_What needs to be done_
What lines in the following entries hold the word "Brie"? Copy each one.

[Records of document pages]
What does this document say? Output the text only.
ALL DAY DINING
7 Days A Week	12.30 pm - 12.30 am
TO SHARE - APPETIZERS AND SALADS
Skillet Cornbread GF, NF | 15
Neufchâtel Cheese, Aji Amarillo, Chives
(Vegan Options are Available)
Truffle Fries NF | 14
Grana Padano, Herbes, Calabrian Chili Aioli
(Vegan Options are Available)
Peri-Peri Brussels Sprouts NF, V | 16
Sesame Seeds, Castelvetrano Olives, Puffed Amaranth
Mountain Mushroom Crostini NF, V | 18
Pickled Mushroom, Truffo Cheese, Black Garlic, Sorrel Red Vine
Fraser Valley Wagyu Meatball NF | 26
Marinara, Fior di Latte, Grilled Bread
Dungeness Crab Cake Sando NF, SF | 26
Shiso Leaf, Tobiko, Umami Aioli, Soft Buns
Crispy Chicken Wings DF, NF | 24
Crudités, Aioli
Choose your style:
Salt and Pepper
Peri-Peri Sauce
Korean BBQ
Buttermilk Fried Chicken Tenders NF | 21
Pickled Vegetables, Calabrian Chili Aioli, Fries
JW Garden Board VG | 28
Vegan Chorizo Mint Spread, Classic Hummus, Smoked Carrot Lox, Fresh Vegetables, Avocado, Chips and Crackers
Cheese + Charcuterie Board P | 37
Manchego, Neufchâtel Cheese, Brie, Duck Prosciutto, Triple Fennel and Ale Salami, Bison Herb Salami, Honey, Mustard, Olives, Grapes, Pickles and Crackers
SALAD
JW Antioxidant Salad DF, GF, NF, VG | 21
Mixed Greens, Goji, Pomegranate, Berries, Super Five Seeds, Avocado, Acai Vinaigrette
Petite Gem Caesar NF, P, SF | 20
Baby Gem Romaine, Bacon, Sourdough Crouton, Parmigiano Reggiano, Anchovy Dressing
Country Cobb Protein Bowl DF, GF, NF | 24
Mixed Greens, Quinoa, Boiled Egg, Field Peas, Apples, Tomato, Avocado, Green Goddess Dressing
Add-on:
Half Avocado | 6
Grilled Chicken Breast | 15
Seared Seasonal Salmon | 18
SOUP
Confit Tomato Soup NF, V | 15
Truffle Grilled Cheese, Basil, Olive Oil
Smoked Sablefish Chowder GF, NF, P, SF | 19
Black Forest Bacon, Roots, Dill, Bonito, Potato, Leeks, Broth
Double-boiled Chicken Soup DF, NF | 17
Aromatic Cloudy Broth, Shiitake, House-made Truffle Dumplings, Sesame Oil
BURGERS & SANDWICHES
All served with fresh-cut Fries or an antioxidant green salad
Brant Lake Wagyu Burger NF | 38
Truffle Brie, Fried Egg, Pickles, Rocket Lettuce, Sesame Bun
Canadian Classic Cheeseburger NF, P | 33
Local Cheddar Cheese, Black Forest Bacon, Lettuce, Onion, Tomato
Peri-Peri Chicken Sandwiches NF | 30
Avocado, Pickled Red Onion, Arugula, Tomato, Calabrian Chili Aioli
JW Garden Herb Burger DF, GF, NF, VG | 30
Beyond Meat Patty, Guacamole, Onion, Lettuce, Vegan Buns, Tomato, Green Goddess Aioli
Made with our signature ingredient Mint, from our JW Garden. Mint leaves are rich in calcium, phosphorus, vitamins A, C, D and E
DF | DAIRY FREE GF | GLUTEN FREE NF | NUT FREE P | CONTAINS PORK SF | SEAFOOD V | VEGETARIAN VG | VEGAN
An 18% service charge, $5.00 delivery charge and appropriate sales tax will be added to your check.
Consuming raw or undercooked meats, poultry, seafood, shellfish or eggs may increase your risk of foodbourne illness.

_Answer space_
Manchego, Neufchâtel Cheese, Brie, Duck Prosciutto, Triple Fennel and Ale Salami, Bison Herb Salami, Honey, Mustard, Olives, Grapes, Pickles and Crackers
Truffle Brie, Fried Egg, Pickles, Rocket Lettuce, Sesame Bun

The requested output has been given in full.